§ **What is being asked**
Give the total number of lines with the word "Places" in them, and no other words.

━━━ Records shown ━━━

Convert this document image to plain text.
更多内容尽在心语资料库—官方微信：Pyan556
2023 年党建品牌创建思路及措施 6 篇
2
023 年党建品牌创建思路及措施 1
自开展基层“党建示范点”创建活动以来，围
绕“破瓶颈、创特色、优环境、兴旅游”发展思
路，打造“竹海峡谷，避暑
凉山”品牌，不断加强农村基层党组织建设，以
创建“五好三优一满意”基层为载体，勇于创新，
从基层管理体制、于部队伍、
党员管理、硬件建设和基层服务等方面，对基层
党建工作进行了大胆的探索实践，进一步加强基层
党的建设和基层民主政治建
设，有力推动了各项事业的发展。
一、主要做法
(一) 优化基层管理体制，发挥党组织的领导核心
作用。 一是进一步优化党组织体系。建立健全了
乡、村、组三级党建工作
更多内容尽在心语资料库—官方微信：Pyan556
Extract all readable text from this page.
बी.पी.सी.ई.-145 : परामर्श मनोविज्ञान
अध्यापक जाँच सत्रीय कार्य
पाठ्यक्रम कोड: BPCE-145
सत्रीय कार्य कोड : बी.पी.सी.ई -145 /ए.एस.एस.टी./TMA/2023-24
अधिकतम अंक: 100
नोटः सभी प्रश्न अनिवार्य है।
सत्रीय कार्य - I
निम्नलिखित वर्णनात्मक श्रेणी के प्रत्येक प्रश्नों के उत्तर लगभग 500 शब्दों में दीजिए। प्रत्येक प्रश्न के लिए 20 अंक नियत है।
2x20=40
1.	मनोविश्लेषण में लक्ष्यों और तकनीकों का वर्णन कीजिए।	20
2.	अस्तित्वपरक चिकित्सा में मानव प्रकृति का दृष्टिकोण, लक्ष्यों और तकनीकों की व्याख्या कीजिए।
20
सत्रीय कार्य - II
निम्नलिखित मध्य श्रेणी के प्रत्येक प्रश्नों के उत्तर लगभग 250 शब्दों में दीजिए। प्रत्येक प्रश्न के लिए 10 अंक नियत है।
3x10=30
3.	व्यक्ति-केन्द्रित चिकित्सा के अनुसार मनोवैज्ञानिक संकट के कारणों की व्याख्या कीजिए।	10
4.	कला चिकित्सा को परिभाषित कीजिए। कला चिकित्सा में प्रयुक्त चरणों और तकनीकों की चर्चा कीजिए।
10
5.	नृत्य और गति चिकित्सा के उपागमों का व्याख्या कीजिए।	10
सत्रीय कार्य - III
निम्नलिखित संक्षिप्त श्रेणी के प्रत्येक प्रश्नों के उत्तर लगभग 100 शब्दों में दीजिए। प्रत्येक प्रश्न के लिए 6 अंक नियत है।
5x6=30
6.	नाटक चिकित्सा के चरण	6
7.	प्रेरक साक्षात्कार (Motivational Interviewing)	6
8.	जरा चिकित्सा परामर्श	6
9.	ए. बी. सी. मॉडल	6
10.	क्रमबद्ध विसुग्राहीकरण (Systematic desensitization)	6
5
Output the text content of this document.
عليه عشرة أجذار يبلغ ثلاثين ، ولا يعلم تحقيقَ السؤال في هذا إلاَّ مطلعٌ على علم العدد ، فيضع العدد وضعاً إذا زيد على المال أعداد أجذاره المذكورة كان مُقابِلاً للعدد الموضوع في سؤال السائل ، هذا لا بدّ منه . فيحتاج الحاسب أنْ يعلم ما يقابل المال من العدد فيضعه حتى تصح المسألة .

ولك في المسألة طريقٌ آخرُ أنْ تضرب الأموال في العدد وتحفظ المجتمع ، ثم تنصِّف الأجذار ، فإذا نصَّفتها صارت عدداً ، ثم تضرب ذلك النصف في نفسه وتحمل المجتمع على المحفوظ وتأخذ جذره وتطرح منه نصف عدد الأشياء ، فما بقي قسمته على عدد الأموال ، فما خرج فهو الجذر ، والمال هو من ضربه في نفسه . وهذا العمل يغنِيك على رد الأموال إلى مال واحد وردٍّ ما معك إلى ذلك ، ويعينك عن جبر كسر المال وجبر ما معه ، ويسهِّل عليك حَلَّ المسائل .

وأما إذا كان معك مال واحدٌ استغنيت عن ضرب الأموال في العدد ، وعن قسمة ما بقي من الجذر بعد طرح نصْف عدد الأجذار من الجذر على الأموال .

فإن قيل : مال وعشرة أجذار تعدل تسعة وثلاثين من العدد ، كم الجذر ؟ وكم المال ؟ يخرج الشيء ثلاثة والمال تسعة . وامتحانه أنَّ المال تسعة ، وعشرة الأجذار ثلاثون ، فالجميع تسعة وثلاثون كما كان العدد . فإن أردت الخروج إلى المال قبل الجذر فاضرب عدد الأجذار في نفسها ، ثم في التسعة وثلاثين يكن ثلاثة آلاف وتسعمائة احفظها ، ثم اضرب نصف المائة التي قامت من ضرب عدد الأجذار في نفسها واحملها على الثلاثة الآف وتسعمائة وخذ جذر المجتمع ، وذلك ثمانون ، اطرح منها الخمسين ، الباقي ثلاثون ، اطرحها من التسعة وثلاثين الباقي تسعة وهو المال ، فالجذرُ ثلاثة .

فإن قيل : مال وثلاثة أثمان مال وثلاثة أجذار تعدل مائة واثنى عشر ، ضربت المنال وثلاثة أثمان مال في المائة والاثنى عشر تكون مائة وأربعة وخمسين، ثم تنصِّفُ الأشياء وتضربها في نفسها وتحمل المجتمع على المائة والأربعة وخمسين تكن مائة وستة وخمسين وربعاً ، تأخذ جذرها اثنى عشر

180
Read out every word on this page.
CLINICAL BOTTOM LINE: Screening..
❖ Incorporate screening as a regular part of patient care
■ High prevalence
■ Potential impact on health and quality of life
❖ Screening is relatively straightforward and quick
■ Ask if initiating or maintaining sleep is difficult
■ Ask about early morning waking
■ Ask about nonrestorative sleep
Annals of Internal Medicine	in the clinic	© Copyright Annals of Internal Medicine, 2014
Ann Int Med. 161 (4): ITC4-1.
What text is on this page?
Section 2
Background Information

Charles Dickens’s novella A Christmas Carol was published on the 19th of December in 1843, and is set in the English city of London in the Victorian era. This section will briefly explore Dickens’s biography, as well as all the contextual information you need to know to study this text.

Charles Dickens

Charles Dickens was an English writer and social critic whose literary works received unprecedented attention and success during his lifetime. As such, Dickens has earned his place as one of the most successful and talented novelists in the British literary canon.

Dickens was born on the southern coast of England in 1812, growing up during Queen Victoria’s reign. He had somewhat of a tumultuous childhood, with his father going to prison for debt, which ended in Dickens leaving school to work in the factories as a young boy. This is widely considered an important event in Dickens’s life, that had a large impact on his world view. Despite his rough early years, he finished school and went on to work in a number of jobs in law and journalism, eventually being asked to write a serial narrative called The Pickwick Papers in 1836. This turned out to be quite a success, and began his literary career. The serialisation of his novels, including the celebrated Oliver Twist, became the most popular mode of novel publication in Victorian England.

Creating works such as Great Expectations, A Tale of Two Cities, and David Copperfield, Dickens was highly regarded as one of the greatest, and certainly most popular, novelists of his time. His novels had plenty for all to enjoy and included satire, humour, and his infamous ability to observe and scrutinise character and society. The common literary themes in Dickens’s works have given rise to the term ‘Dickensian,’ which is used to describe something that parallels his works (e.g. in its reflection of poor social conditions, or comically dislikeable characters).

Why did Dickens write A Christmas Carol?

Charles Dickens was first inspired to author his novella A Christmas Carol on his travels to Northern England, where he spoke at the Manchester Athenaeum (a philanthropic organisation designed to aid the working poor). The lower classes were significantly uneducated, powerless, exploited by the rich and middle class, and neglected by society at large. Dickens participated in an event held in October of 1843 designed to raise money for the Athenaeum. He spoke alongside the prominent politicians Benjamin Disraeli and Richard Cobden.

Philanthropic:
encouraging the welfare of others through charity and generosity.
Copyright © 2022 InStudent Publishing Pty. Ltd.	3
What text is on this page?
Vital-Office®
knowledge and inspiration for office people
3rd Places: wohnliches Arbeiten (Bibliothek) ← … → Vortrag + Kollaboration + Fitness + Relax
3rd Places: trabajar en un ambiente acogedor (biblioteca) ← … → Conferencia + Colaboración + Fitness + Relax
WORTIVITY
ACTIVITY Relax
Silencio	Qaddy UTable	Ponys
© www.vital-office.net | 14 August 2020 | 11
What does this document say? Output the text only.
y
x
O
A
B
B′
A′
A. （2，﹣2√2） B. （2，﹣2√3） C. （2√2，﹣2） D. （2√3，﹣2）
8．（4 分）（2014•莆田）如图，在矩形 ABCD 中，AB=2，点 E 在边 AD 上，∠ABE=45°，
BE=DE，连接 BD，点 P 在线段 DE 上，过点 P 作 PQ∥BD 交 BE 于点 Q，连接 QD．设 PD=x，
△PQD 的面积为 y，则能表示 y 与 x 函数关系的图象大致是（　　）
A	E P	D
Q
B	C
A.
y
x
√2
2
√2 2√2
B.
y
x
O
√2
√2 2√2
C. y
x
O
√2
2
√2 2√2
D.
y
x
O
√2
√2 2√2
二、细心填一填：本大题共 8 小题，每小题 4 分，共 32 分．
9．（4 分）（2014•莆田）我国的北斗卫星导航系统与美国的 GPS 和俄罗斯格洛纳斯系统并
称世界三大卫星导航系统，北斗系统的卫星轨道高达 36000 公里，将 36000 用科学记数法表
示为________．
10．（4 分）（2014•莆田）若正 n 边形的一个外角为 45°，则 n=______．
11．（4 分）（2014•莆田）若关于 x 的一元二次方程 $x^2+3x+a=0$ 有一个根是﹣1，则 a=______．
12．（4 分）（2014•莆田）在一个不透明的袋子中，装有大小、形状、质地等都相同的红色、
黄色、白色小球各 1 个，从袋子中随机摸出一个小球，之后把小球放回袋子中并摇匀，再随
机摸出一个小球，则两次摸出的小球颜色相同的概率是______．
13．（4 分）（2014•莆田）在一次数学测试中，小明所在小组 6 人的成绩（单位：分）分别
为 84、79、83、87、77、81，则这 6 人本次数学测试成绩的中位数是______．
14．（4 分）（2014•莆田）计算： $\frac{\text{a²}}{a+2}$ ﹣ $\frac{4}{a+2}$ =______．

━━━

§ **Result for this task**
2